**Task material**
════

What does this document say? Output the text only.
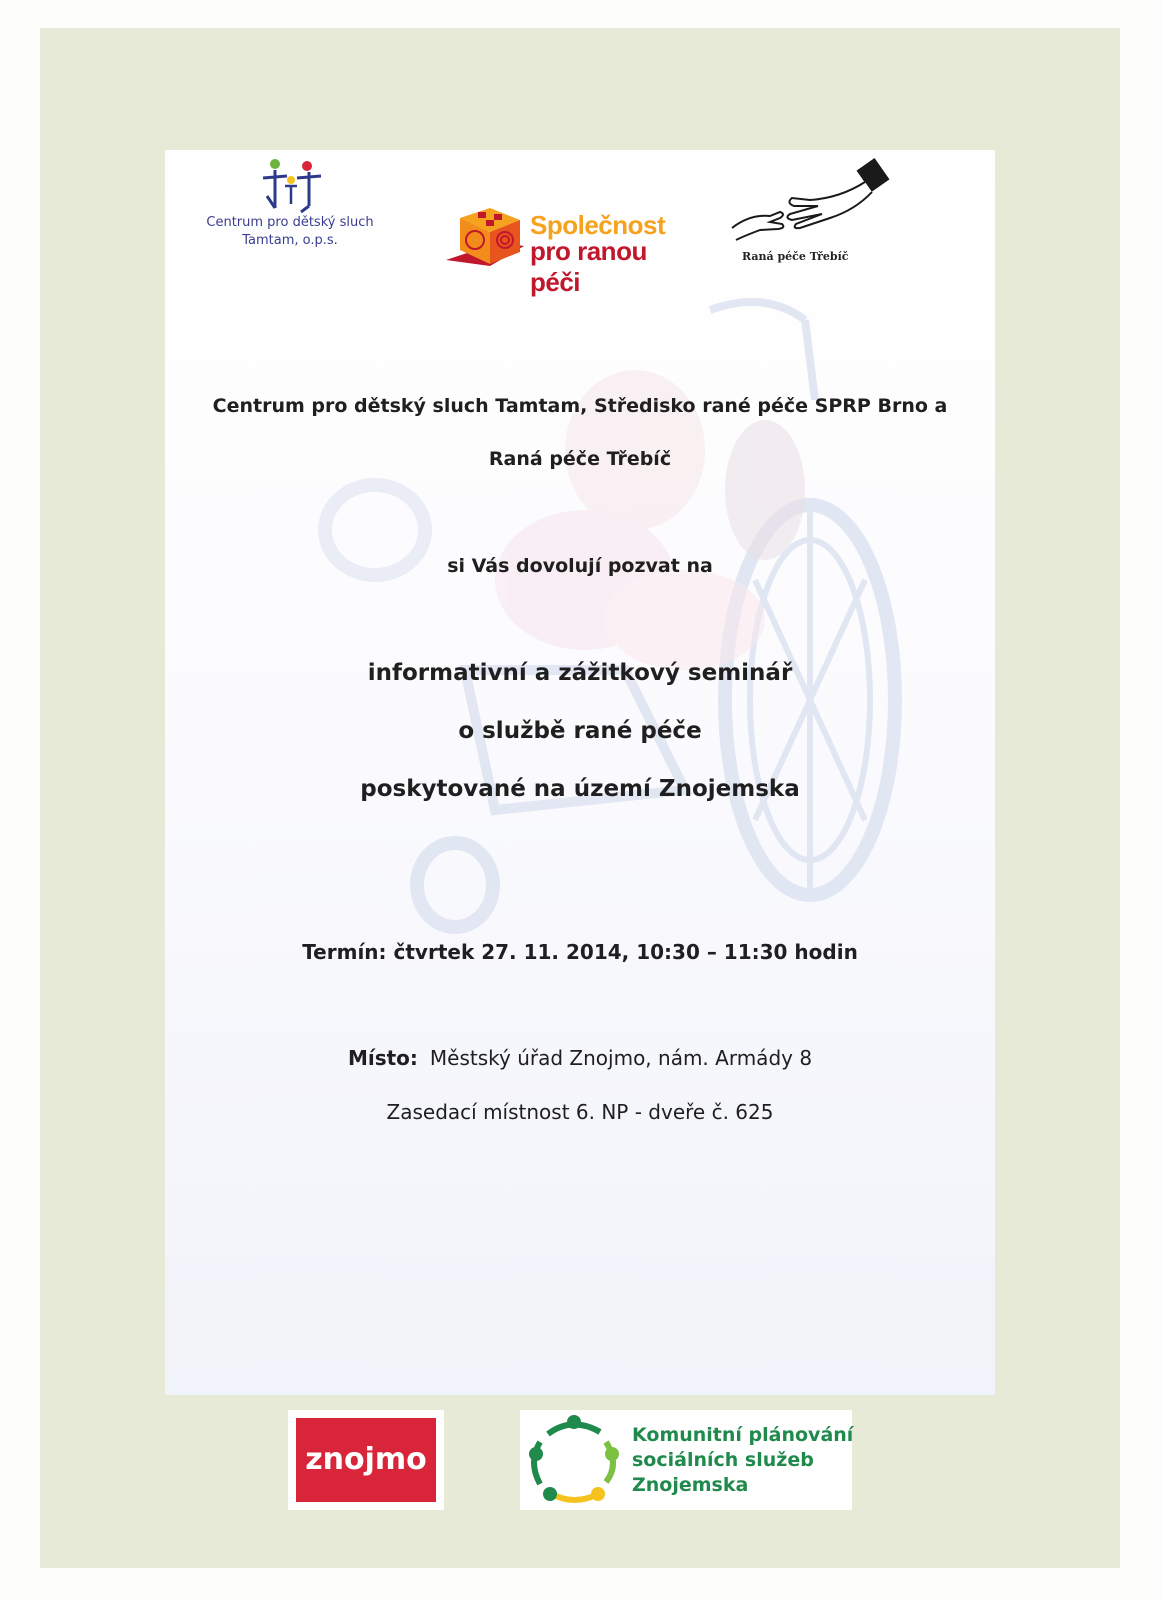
Centrum pro dětský sluch
Tamtam, o.p.s.
Společnost
pro ranou péči
Raná péče Třebíč
Centrum pro dětský sluch Tamtam, Středisko rané péče SPRP Brno a
Raná péče Třebíč
si Vás dovolují pozvat na
informativní a zážitkový seminář
o službě rané péče
poskytované na území Znojemska
Termín: čtvrtek 27. 11. 2014, 10:30 – 11:30 hodin
Místo: Městský úřad Znojmo, nám. Armády 8
Zasedací místnost 6. NP - dveře č. 625
znojmo
Komunitní plánování
sociálních služeb
Znojemska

════

Repeat the records word for word. Any picture in them should be left out.

**Written response**
What does this document say? Output the text only.
Centrum pro dětský sluch
Tamtam, o.p.s.
Společnost
pro ranou péči
Raná péče Třebíč
Centrum pro dětský sluch Tamtam, Středisko rané péče SPRP Brno a
Raná péče Třebíč
si Vás dovolují pozvat na
informativní a zážitkový seminář
o službě rané péče
poskytované na území Znojemska
Termín: čtvrtek 27. 11. 2014, 10:30 – 11:30 hodin
Místo: Městský úřad Znojmo, nám. Armády 8
Zasedací místnost 6. NP - dveře č. 625
znojmo
Komunitní plánování
sociálních služeb
Znojemska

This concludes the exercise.